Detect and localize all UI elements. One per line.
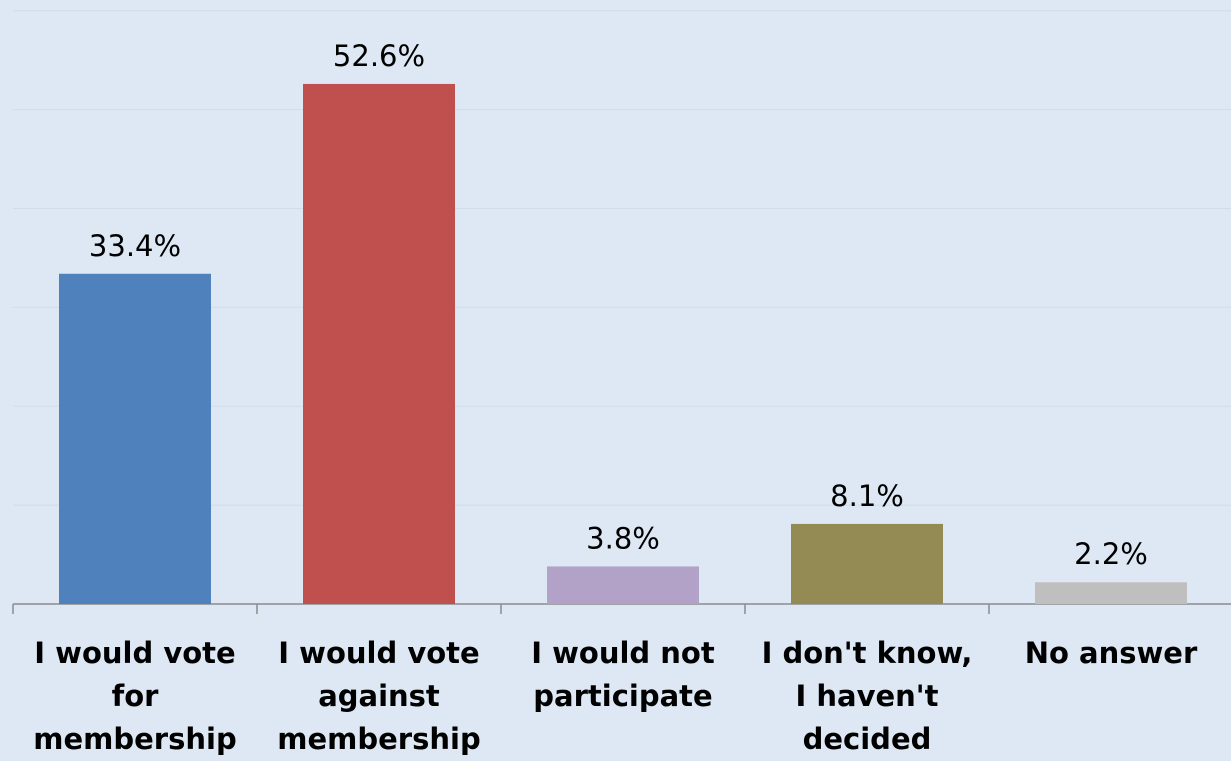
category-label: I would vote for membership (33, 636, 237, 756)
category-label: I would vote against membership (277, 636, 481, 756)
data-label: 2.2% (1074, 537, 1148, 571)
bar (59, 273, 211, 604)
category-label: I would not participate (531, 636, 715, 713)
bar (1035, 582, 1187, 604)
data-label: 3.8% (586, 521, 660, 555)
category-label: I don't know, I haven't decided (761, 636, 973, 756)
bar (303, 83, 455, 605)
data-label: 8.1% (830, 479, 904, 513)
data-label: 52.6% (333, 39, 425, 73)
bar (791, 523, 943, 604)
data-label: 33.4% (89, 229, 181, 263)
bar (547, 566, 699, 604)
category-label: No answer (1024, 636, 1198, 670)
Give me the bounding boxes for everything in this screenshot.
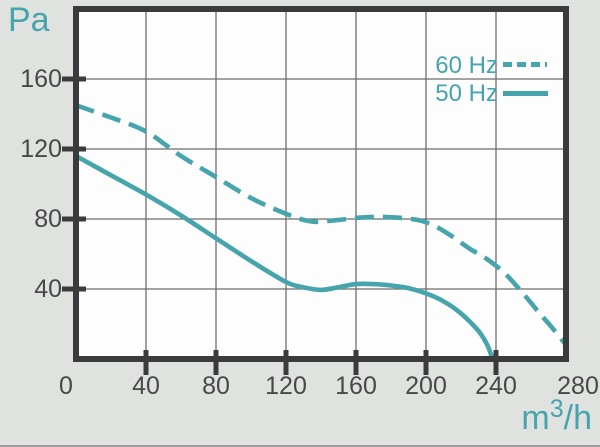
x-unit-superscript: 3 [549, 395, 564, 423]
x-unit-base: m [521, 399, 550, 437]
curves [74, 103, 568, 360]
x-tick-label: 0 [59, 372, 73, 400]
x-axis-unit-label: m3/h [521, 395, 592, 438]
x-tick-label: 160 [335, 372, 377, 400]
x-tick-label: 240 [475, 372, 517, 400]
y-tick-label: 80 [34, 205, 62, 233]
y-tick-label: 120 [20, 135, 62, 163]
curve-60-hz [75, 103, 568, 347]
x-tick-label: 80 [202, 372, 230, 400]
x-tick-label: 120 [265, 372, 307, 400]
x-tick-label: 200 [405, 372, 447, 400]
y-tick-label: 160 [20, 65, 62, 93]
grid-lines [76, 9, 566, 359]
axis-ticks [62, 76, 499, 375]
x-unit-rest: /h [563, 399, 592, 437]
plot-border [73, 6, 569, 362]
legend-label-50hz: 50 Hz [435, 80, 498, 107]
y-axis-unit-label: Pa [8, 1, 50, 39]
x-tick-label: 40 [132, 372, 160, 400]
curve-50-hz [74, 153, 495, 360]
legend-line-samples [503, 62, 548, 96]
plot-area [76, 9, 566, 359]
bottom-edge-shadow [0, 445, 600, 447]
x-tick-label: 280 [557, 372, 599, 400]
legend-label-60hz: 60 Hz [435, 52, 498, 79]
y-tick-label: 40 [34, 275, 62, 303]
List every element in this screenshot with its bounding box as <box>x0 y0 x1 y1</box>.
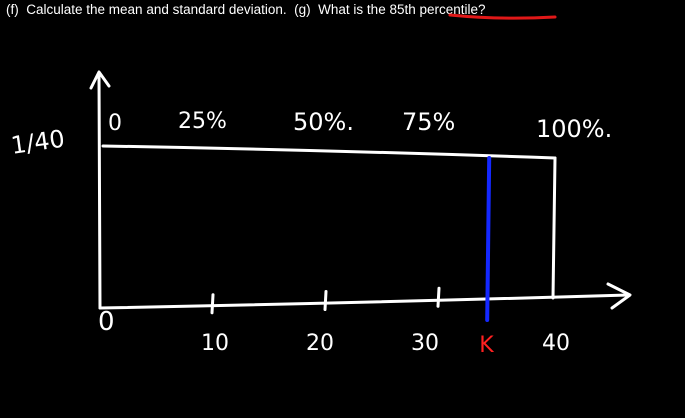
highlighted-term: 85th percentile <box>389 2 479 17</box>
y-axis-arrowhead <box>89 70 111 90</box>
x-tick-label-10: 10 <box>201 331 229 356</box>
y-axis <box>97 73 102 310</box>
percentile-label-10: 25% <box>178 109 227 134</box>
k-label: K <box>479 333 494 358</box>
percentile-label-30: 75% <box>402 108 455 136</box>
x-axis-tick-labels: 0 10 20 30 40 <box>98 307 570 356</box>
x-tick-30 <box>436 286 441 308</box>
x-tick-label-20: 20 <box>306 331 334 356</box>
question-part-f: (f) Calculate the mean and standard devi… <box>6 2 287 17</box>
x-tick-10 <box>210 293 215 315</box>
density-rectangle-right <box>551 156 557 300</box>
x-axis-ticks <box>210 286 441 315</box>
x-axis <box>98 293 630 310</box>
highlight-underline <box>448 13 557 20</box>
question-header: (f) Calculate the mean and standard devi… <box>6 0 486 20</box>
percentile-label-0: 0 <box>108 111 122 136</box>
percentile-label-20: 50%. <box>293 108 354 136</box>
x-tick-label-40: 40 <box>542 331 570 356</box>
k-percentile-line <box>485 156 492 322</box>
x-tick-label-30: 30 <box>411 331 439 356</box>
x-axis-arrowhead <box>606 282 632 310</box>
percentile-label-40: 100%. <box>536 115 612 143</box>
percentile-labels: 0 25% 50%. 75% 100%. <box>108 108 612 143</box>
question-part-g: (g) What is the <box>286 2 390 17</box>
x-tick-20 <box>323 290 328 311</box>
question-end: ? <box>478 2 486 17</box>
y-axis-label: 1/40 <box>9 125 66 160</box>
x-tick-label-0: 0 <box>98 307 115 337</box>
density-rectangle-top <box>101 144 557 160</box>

* * * * * * * * *

**Problem requirements**
Can you copy every line of the three records above verbatim, omitting the picture lines?

**Solution to the problem**
Detect and localize all UI elements. One per line.
category-label: I would vote for membership (33, 636, 237, 756)
category-label: I would vote against membership (277, 636, 481, 756)
data-label: 2.2% (1074, 537, 1148, 571)
bar (59, 273, 211, 604)
category-label: I would not participate (531, 636, 715, 713)
bar (1035, 582, 1187, 604)
data-label: 3.8% (586, 521, 660, 555)
category-label: I don't know, I haven't decided (761, 636, 973, 756)
bar (303, 83, 455, 605)
data-label: 8.1% (830, 479, 904, 513)
data-label: 52.6% (333, 39, 425, 73)
bar (791, 523, 943, 604)
data-label: 33.4% (89, 229, 181, 263)
bar (547, 566, 699, 604)
category-label: No answer (1024, 636, 1198, 670)
Give me the bounding boxes for everything in this screenshot.
x-unit-superscript: 3 [549, 395, 564, 423]
x-unit-base: m [521, 399, 550, 437]
curves [74, 103, 568, 360]
x-tick-label: 0 [59, 372, 73, 400]
x-axis-unit-label: m3/h [521, 395, 592, 438]
x-tick-label: 160 [335, 372, 377, 400]
x-tick-label: 240 [475, 372, 517, 400]
y-tick-label: 80 [34, 205, 62, 233]
y-tick-label: 120 [20, 135, 62, 163]
curve-60-hz [75, 103, 568, 347]
x-tick-label: 80 [202, 372, 230, 400]
x-tick-label: 120 [265, 372, 307, 400]
x-tick-label: 200 [405, 372, 447, 400]
y-tick-label: 160 [20, 65, 62, 93]
grid-lines [76, 9, 566, 359]
axis-ticks [62, 76, 499, 375]
x-unit-rest: /h [563, 399, 592, 437]
plot-border [73, 6, 569, 362]
legend-label-50hz: 50 Hz [435, 80, 498, 107]
y-axis-unit-label: Pa [8, 1, 50, 39]
x-tick-label: 40 [132, 372, 160, 400]
curve-50-hz [74, 153, 495, 360]
legend-line-samples [503, 62, 548, 96]
plot-area [76, 9, 566, 359]
bottom-edge-shadow [0, 445, 600, 447]
x-tick-label: 280 [557, 372, 599, 400]
legend-label-60hz: 60 Hz [435, 52, 498, 79]
y-tick-label: 40 [34, 275, 62, 303]
List every element in this screenshot with its bounding box as <box>x0 y0 x1 y1</box>.
highlighted-term: 85th percentile <box>389 2 479 17</box>
y-axis-arrowhead <box>89 70 111 90</box>
x-tick-label-10: 10 <box>201 331 229 356</box>
y-axis <box>97 73 102 310</box>
percentile-label-10: 25% <box>178 109 227 134</box>
k-label: K <box>479 333 494 358</box>
percentile-label-30: 75% <box>402 108 455 136</box>
x-axis-tick-labels: 0 10 20 30 40 <box>98 307 570 356</box>
x-tick-30 <box>436 286 441 308</box>
x-tick-label-20: 20 <box>306 331 334 356</box>
question-part-f: (f) Calculate the mean and standard devi… <box>6 2 287 17</box>
x-tick-10 <box>210 293 215 315</box>
density-rectangle-right <box>551 156 557 300</box>
x-axis-ticks <box>210 286 441 315</box>
x-axis <box>98 293 630 310</box>
highlight-underline <box>448 13 557 20</box>
question-header: (f) Calculate the mean and standard devi… <box>6 0 486 20</box>
percentile-label-0: 0 <box>108 111 122 136</box>
percentile-label-20: 50%. <box>293 108 354 136</box>
x-tick-label-40: 40 <box>542 331 570 356</box>
k-percentile-line <box>485 156 492 322</box>
x-tick-label-30: 30 <box>411 331 439 356</box>
x-axis-arrowhead <box>606 282 632 310</box>
percentile-label-40: 100%. <box>536 115 612 143</box>
percentile-labels: 0 25% 50%. 75% 100%. <box>108 108 612 143</box>
question-part-g: (g) What is the <box>286 2 390 17</box>
x-tick-20 <box>323 290 328 311</box>
question-end: ? <box>478 2 486 17</box>
y-axis-label: 1/40 <box>9 125 66 160</box>
x-tick-label-0: 0 <box>98 307 115 337</box>
density-rectangle-top <box>101 144 557 160</box>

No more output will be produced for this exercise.